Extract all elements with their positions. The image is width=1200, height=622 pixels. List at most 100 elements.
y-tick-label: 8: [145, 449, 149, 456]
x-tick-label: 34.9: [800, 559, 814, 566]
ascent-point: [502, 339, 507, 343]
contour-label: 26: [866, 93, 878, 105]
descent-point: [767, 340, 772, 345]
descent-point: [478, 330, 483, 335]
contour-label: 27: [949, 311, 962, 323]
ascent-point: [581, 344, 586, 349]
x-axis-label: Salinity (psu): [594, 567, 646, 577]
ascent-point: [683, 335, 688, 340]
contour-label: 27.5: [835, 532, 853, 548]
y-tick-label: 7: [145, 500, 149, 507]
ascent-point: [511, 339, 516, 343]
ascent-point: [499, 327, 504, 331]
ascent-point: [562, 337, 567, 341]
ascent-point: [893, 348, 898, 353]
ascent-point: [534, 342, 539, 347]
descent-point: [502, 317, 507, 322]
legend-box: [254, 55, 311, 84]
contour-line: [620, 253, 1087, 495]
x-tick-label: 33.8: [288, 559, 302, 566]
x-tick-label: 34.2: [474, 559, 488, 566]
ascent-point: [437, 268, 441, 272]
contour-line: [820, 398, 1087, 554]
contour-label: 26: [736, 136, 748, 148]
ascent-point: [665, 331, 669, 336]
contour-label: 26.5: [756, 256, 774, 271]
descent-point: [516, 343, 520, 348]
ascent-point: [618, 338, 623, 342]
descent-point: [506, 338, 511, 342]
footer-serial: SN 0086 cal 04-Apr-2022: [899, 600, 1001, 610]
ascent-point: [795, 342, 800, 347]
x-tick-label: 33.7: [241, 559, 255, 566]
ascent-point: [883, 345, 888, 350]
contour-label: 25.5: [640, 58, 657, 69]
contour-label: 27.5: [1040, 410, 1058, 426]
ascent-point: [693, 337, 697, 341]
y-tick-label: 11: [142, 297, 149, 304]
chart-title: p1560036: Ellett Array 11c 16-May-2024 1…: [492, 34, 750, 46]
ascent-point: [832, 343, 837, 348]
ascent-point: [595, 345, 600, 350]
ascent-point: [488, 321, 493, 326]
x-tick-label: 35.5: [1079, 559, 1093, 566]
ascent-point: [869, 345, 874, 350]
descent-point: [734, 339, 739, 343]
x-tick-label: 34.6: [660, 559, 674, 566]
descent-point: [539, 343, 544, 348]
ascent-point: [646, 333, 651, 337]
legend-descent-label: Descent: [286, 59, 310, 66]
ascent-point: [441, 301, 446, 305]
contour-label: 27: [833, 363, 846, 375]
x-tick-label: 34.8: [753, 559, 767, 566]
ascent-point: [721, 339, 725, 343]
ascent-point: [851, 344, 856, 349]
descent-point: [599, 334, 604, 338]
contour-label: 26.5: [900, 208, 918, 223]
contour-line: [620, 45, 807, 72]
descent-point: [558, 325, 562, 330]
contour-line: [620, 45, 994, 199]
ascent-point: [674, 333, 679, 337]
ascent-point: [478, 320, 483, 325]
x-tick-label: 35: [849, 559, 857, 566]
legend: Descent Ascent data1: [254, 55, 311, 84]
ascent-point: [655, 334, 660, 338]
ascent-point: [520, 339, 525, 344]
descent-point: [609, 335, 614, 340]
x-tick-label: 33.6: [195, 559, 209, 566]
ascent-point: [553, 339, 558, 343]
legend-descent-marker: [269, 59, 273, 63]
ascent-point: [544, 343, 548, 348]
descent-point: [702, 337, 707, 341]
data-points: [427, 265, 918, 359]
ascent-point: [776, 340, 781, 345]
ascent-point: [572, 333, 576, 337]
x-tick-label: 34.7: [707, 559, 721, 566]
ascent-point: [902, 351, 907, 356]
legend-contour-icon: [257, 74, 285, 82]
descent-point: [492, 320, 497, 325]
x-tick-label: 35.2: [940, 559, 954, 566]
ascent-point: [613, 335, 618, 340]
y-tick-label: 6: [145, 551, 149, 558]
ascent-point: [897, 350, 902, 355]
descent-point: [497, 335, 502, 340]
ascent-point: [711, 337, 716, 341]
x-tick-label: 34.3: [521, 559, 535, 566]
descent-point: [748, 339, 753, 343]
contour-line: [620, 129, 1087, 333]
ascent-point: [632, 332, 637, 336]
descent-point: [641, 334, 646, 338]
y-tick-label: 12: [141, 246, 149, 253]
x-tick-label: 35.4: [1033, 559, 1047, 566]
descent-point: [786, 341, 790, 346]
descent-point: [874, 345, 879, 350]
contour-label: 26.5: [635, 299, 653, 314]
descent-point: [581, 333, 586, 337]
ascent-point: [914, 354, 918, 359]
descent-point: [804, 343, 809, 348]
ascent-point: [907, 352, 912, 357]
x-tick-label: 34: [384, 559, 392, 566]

++++

[Directive]
Arrange every line of the rows above as a Markdown table with two columns, No and Entry. Number each line and leave out any blank lines.

[Written reply]
| No | Entry |
|---|---|
| 1 | Extract all elements with their positions. The image is width=1200, height=622 pixels. List at most 100 elements. |
| 2 | y-tick-label: 8: [145, 449, 149, 456] |
| 3 | x-tick-label: 34.9: [800, 559, 814, 566] |
| 4 | ascent-point: [502, 339, 507, 343] |
| 5 | contour-label: 26: [866, 93, 878, 105] |
| 6 | descent-point: [767, 340, 772, 345] |
| 7 | descent-point: [478, 330, 483, 335] |
| 8 | contour-label: 27: [949, 311, 962, 323] |
| 9 | ascent-point: [581, 344, 586, 349] |
| 10 | x-axis-label: Salinity (psu): [594, 567, 646, 577] |
| 11 | ascent-point: [683, 335, 688, 340] |
| 12 | contour-label: 27.5: [835, 532, 853, 548] |
| 13 | y-tick-label: 7: [145, 500, 149, 507] |
| 14 | ascent-point: [511, 339, 516, 343] |
| 15 | ascent-point: [499, 327, 504, 331] |
| 16 | ascent-point: [562, 337, 567, 341] |
| 17 | ascent-point: [893, 348, 898, 353] |
| 18 | ascent-point: [534, 342, 539, 347] |
| 19 | descent-point: [502, 317, 507, 322] |
| 20 | legend-box: [254, 55, 311, 84] |
| 21 | contour-line: [620, 253, 1087, 495] |
| 22 | x-tick-label: 33.8: [288, 559, 302, 566] |
| 23 | x-tick-label: 34.2: [474, 559, 488, 566] |
| 24 | ascent-point: [437, 268, 441, 272] |
| 25 | contour-line: [820, 398, 1087, 554] |
| 26 | contour-label: 26: [736, 136, 748, 148] |
| 27 | ascent-point: [665, 331, 669, 336] |
| 28 | contour-label: 26.5: [756, 256, 774, 271] |
| 29 | descent-point: [516, 343, 520, 348] |
| 30 | ascent-point: [618, 338, 623, 342] |
| 31 | descent-point: [506, 338, 511, 342] |
| 32 | footer-serial: SN 0086 cal 04-Apr-2022: [899, 600, 1001, 610] |
| 33 | ascent-point: [795, 342, 800, 347] |
| 34 | x-tick-label: 33.7: [241, 559, 255, 566] |
| 35 | ascent-point: [883, 345, 888, 350] |
| 36 | contour-label: 25.5: [640, 58, 657, 69] |
| 37 | contour-label: 27.5: [1040, 410, 1058, 426] |
| 38 | ascent-point: [693, 337, 697, 341] |
| 39 | y-tick-label: 11: [142, 297, 149, 304] |
| 40 | chart-title: p1560036: Ellett Array 11c 16-May-2024 1…: [492, 34, 750, 46] |
| 41 | ascent-point: [832, 343, 837, 348] |
| 42 | ascent-point: [595, 345, 600, 350] |
| 43 | ascent-point: [488, 321, 493, 326] |
| 44 | x-tick-label: 35.5: [1079, 559, 1093, 566] |
| 45 | ascent-point: [869, 345, 874, 350] |
| 46 | descent-point: [734, 339, 739, 343] |
| 47 | x-tick-label: 34.6: [660, 559, 674, 566] |
| 48 | descent-point: [539, 343, 544, 348] |
| 49 | ascent-point: [646, 333, 651, 337] |
| 50 | legend-descent-label: Descent: [286, 59, 310, 66] |
| 51 | ascent-point: [441, 301, 446, 305] |
| 52 | contour-label: 27: [833, 363, 846, 375] |
| 53 | x-tick-label: 34.8: [753, 559, 767, 566] |
| 54 | ascent-point: [721, 339, 725, 343] |
| 55 | ascent-point: [851, 344, 856, 349] |
| 56 | descent-point: [599, 334, 604, 338] |
| 57 | contour-label: 26.5: [900, 208, 918, 223] |
| 58 | contour-line: [620, 45, 807, 72] |
| 59 | descent-point: [558, 325, 562, 330] |
| 60 | contour-line: [620, 45, 994, 199] |
| 61 | ascent-point: [674, 333, 679, 337] |
| 62 | ascent-point: [478, 320, 483, 325] |
| 63 | x-tick-label: 35: [849, 559, 857, 566] |
| 64 | legend: Descent Ascent data1: [254, 55, 311, 84] |
| 65 | ascent-point: [655, 334, 660, 338] |
| 66 | ascent-point: [520, 339, 525, 344] |
| 67 | descent-point: [609, 335, 614, 340] |
| 68 | x-tick-label: 33.6: [195, 559, 209, 566] |
| 69 | ascent-point: [553, 339, 558, 343] |
| 70 | legend-descent-marker: [269, 59, 273, 63] |
| 71 | ascent-point: [544, 343, 548, 348] |
| 72 | descent-point: [702, 337, 707, 341] |
| 73 | data-points: [427, 265, 918, 359] |
| 74 | ascent-point: [776, 340, 781, 345] |
| 75 | ascent-point: [572, 333, 576, 337] |
| 76 | x-tick-label: 34.7: [707, 559, 721, 566] |
| 77 | ascent-point: [902, 351, 907, 356] |
| 78 | legend-contour-icon: [257, 74, 285, 82] |
| 79 | descent-point: [492, 320, 497, 325] |
| 80 | x-tick-label: 35.2: [940, 559, 954, 566] |
| 81 | ascent-point: [613, 335, 618, 340] |
| 82 | y-tick-label: 6: [145, 551, 149, 558] |
| 83 | ascent-point: [897, 350, 902, 355] |
| 84 | descent-point: [497, 335, 502, 340] |
| 85 | ascent-point: [711, 337, 716, 341] |
| 86 | x-tick-label: 34.3: [521, 559, 535, 566] |
| 87 | descent-point: [748, 339, 753, 343] |
| 88 | contour-line: [620, 129, 1087, 333] |
| 89 | ascent-point: [632, 332, 637, 336] |
| 90 | descent-point: [641, 334, 646, 338] |
| 91 | y-tick-label: 12: [141, 246, 149, 253] |
| 92 | x-tick-label: 35.4: [1033, 559, 1047, 566] |
| 93 | descent-point: [786, 341, 790, 346] |
| 94 | descent-point: [874, 345, 879, 350] |
| 95 | contour-label: 26.5: [635, 299, 653, 314] |
| 96 | descent-point: [581, 333, 586, 337] |
| 97 | ascent-point: [914, 354, 918, 359] |
| 98 | descent-point: [804, 343, 809, 348] |
| 99 | ascent-point: [907, 352, 912, 357] |
| 100 | x-tick-label: 34: [384, 559, 392, 566] |